**WHAT TO PRODUCE**
Write out exactly the lines running from the one that contains "Give me the" through the end of the material.

___ SUPPLIED MATERIAL

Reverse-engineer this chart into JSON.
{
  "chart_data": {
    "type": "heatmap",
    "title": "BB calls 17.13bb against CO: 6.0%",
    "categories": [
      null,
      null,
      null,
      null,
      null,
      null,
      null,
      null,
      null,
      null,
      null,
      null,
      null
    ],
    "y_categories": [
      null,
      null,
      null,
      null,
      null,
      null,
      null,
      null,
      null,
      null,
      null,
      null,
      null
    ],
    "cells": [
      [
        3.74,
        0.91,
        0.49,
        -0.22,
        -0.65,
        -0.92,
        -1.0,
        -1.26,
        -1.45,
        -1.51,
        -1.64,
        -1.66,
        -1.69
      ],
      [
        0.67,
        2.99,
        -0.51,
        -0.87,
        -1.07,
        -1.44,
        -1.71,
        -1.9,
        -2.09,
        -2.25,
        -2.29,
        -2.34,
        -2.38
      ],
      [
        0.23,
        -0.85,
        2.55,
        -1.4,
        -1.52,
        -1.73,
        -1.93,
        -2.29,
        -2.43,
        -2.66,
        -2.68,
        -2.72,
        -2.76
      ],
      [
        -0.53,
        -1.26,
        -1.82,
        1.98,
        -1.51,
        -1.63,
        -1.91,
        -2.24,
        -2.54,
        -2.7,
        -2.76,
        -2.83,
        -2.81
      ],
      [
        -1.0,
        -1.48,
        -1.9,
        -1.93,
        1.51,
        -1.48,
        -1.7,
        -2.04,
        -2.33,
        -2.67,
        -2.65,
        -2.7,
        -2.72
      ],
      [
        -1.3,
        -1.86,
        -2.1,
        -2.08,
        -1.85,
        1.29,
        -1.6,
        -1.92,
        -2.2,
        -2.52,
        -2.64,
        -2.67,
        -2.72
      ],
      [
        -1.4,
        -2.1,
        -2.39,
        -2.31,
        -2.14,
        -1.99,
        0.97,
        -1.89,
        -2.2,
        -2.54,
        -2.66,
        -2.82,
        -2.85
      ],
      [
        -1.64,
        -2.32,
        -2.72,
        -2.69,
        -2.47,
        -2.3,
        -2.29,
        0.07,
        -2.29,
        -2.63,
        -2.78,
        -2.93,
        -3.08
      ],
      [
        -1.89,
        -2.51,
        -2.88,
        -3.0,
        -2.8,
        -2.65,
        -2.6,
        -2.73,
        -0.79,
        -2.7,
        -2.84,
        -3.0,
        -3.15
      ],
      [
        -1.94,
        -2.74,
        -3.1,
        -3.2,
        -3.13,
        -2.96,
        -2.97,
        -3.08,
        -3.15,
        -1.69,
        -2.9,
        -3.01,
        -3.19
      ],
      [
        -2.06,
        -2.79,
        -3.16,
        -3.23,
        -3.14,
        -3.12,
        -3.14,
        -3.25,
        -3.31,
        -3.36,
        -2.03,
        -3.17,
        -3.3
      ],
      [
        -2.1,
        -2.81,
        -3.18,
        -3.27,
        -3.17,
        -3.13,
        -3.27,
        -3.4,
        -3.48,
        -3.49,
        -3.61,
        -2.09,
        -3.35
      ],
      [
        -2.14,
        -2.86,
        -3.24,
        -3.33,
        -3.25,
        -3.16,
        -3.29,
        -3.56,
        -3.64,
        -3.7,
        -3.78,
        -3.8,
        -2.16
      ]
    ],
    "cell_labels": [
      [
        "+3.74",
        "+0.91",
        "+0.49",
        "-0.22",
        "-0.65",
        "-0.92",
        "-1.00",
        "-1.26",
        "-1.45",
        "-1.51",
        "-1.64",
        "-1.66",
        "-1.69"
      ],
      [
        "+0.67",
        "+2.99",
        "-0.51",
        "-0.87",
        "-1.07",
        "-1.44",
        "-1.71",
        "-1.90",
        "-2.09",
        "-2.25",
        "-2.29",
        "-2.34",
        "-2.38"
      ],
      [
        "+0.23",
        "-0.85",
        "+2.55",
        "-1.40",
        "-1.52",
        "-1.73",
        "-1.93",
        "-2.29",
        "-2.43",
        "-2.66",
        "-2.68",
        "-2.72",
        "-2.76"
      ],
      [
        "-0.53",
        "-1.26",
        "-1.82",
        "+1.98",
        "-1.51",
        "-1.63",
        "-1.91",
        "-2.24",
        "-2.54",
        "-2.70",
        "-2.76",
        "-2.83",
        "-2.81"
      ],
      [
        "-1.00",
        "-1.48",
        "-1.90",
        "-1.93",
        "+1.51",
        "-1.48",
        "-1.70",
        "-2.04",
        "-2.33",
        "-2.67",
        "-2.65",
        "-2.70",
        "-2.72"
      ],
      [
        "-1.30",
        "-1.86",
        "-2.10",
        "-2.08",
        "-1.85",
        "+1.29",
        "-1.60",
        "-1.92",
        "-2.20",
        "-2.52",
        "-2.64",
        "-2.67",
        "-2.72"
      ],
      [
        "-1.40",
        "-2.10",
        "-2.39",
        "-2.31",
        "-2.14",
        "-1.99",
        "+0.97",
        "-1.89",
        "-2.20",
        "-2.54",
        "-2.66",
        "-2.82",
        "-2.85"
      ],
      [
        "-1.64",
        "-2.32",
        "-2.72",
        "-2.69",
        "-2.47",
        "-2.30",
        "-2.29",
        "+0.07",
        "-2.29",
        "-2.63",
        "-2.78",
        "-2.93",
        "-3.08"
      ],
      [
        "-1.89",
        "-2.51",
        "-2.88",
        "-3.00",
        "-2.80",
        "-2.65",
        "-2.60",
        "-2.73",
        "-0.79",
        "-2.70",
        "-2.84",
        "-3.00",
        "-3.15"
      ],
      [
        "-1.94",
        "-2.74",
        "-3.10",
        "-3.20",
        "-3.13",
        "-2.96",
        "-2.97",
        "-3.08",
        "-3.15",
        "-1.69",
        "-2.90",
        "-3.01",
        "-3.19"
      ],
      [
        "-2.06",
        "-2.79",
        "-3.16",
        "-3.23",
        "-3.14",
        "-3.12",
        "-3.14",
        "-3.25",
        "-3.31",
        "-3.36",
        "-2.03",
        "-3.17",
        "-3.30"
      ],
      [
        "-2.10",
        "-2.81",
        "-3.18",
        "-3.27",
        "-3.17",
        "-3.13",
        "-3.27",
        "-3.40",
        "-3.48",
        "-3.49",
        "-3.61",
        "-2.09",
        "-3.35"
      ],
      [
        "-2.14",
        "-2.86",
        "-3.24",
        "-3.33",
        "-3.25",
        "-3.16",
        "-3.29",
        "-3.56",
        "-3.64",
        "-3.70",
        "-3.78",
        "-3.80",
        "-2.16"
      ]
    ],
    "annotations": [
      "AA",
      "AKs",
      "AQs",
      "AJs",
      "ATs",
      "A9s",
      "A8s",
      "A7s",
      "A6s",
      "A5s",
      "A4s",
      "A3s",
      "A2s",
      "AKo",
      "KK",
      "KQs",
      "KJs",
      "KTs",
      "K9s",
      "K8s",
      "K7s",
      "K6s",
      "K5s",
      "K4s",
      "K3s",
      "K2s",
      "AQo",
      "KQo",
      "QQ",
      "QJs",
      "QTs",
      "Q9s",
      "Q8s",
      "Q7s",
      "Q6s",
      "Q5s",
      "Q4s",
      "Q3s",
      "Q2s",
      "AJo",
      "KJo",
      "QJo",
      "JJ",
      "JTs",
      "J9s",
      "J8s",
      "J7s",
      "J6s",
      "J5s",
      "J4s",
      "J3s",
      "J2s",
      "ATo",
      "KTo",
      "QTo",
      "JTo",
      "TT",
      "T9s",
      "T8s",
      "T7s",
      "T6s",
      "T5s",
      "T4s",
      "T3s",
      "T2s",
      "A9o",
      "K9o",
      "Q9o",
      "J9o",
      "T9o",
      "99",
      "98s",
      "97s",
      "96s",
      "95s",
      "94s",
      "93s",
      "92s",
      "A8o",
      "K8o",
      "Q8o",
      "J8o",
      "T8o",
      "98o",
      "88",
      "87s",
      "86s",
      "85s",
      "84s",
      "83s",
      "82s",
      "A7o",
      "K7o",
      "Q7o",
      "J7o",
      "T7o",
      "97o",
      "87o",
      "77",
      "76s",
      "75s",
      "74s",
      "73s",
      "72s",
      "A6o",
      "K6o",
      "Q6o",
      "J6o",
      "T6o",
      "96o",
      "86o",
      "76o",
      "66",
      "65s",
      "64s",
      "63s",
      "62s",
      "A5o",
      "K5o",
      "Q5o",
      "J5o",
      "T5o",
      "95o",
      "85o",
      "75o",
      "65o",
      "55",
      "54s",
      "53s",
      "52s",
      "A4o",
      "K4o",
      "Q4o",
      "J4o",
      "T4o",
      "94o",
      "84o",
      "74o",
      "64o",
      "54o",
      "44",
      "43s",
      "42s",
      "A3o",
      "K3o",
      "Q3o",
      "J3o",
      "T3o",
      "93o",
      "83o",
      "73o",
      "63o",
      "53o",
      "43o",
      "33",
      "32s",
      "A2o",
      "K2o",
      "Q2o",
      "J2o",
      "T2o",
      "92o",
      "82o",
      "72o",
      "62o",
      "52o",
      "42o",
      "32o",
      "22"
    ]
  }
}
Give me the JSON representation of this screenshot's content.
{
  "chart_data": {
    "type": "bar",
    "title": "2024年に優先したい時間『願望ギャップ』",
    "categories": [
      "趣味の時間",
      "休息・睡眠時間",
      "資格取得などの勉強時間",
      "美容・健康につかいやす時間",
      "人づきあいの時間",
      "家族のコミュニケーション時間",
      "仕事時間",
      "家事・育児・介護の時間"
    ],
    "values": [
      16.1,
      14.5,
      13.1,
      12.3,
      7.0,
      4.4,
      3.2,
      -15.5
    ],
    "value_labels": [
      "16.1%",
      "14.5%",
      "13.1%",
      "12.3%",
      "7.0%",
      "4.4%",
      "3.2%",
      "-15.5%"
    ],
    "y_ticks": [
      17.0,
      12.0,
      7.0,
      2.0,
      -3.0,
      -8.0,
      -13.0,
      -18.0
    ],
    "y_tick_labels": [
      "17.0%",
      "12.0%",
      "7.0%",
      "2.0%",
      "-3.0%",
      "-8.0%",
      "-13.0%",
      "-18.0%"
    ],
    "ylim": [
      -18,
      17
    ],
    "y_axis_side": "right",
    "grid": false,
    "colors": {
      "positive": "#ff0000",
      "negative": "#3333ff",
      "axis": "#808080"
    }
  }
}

______

**ANSWER TO THIS PROBLEM**
Give me the JSON representation of this screenshot's content.
{
  "chart_data": {
    "type": "bar",
    "title": "2024年に優先したい時間『願望ギャップ』",
    "categories": [
      "趣味の時間",
      "休息・睡眠時間",
      "資格取得などの勉強時間",
      "美容・健康につかいやす時間",
      "人づきあいの時間",
      "家族のコミュニケーション時間",
      "仕事時間",
      "家事・育児・介護の時間"
    ],
    "values": [
      16.1,
      14.5,
      13.1,
      12.3,
      7.0,
      4.4,
      3.2,
      -15.5
    ],
    "value_labels": [
      "16.1%",
      "14.5%",
      "13.1%",
      "12.3%",
      "7.0%",
      "4.4%",
      "3.2%",
      "-15.5%"
    ],
    "y_ticks": [
      17.0,
      12.0,
      7.0,
      2.0,
      -3.0,
      -8.0,
      -13.0,
      -18.0
    ],
    "y_tick_labels": [
      "17.0%",
      "12.0%",
      "7.0%",
      "2.0%",
      "-3.0%",
      "-8.0%",
      "-13.0%",
      "-18.0%"
    ],
    "ylim": [
      -18,
      17
    ],
    "y_axis_side": "right",
    "grid": false,
    "colors": {
      "positive": "#ff0000",
      "negative": "#3333ff",
      "axis": "#808080"
    }
  }
}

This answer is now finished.